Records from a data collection
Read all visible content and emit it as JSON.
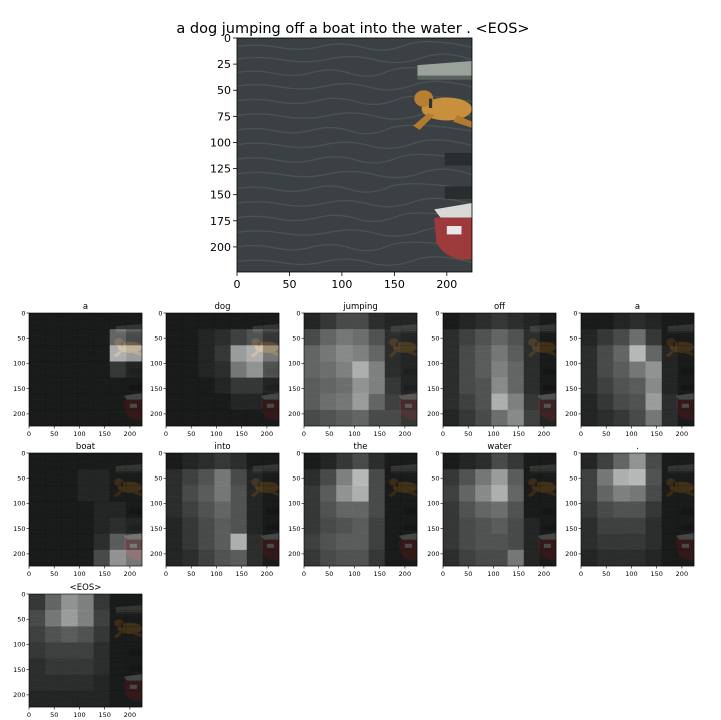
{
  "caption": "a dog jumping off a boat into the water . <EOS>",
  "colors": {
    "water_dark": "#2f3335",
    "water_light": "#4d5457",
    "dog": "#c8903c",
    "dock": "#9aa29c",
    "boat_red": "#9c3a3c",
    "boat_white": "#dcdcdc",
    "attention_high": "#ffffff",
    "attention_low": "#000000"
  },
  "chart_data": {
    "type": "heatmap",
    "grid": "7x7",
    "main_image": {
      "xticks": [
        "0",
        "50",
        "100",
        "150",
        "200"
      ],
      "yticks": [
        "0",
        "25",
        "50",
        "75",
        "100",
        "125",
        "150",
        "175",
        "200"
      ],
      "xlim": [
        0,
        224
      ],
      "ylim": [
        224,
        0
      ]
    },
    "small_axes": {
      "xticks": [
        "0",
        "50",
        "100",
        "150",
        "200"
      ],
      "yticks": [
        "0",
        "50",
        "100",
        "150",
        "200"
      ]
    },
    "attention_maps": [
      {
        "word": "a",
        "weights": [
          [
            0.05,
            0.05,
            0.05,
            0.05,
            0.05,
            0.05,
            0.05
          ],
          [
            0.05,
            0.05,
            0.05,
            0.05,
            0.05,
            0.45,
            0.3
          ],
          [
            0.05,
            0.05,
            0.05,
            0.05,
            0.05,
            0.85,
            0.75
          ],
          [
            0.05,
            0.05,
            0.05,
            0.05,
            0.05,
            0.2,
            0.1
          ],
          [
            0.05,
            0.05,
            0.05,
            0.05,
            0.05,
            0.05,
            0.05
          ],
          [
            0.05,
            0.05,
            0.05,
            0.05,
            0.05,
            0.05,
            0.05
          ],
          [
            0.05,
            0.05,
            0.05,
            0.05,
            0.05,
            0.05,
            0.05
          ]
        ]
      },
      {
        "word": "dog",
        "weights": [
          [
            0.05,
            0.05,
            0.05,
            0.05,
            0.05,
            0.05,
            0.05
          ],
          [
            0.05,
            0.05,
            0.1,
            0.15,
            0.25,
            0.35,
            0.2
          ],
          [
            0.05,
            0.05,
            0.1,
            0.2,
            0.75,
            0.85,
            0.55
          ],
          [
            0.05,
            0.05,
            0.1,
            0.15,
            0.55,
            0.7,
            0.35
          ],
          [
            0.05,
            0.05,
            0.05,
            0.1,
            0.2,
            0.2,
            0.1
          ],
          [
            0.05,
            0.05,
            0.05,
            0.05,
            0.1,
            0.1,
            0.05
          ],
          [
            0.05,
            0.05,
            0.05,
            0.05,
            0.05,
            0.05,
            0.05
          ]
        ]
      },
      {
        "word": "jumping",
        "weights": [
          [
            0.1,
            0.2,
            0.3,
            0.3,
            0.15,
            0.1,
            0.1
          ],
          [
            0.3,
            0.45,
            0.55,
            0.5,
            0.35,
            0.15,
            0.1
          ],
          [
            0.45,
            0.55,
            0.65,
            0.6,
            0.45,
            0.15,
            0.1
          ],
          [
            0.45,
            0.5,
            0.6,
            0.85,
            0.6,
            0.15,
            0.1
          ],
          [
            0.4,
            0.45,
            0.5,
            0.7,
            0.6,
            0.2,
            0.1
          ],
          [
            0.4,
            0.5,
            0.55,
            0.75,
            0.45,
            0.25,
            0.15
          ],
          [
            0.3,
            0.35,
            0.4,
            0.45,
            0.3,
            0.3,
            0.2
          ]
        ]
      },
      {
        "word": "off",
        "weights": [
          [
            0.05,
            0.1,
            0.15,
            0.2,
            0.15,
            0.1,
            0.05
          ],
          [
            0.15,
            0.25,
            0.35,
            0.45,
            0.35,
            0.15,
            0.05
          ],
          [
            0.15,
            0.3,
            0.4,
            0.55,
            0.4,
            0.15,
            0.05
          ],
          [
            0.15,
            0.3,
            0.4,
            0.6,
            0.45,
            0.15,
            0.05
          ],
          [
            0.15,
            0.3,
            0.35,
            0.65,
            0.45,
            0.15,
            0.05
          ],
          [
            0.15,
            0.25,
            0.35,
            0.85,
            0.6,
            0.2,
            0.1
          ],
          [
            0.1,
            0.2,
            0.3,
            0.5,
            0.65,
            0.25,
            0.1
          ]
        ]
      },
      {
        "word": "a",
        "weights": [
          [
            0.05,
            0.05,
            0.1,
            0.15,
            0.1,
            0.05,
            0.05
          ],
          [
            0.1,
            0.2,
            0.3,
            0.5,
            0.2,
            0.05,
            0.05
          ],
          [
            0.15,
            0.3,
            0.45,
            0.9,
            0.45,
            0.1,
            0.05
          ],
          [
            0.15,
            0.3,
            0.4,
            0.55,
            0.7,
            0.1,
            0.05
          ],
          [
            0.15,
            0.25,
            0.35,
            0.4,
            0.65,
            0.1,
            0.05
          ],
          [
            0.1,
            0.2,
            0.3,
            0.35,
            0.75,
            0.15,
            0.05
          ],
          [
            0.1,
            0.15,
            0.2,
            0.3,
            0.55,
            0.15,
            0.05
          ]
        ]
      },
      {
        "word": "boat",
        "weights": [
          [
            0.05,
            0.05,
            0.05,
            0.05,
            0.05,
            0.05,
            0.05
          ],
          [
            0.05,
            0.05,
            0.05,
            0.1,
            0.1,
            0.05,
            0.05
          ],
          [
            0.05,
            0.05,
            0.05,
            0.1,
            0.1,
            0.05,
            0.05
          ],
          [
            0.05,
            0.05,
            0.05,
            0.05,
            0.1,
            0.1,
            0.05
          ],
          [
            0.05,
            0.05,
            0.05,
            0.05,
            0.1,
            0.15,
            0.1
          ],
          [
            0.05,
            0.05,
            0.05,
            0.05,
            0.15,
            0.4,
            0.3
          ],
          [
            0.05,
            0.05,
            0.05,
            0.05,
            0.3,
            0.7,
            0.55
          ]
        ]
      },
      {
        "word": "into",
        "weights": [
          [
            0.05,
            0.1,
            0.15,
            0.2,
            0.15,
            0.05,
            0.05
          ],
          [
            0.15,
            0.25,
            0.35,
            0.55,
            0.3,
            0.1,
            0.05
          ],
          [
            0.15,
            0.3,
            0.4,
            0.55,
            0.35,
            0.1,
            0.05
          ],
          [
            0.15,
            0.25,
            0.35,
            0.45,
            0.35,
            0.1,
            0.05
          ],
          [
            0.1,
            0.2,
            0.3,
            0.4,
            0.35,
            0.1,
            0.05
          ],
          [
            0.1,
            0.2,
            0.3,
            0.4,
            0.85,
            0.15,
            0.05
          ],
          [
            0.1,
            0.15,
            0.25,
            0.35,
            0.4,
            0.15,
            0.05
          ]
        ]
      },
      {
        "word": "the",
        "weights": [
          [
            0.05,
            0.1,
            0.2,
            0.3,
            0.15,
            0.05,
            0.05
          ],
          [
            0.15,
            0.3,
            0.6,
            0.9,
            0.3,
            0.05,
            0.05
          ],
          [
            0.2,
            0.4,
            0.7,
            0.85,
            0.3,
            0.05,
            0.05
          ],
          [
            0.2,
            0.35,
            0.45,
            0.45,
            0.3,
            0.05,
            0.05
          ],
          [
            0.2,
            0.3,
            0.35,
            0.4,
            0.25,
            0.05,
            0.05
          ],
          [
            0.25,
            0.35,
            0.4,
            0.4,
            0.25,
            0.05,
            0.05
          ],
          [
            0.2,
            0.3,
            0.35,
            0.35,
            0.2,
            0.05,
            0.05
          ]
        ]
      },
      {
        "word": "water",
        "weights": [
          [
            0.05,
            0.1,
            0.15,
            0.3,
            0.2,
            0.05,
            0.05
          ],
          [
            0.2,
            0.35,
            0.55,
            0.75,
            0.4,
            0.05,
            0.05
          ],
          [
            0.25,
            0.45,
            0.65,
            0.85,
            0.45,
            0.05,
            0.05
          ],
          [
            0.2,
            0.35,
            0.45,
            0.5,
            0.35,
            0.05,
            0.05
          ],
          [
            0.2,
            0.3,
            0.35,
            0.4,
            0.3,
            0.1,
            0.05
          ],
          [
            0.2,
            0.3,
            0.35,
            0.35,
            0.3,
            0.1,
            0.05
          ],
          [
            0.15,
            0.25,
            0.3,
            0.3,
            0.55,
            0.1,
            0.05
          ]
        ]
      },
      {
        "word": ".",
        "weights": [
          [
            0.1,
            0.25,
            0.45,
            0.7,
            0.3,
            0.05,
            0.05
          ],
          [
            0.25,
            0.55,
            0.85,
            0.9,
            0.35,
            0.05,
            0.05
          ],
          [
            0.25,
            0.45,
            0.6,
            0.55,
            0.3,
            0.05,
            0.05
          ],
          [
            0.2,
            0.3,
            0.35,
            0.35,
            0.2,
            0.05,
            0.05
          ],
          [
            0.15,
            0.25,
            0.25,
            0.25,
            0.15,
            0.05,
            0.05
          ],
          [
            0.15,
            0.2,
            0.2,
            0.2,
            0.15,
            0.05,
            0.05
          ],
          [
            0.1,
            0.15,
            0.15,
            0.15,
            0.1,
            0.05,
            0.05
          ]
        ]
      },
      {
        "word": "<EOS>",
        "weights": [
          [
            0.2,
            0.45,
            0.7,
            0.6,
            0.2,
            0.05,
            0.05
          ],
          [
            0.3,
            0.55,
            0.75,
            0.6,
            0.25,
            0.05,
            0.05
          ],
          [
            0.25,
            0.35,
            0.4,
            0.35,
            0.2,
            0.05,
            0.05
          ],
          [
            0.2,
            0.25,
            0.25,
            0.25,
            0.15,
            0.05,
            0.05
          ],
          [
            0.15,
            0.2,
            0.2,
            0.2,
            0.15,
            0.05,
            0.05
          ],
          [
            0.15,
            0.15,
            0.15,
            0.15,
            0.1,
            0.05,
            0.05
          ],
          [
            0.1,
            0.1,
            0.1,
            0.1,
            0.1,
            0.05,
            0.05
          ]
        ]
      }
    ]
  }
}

* Problem to work on *
For each line in the data above that contains the string "jumping", extract the line.

* Completed exercise *
  "caption": "a dog jumping off a boat into the water . <EOS>",
        "word": "jumping",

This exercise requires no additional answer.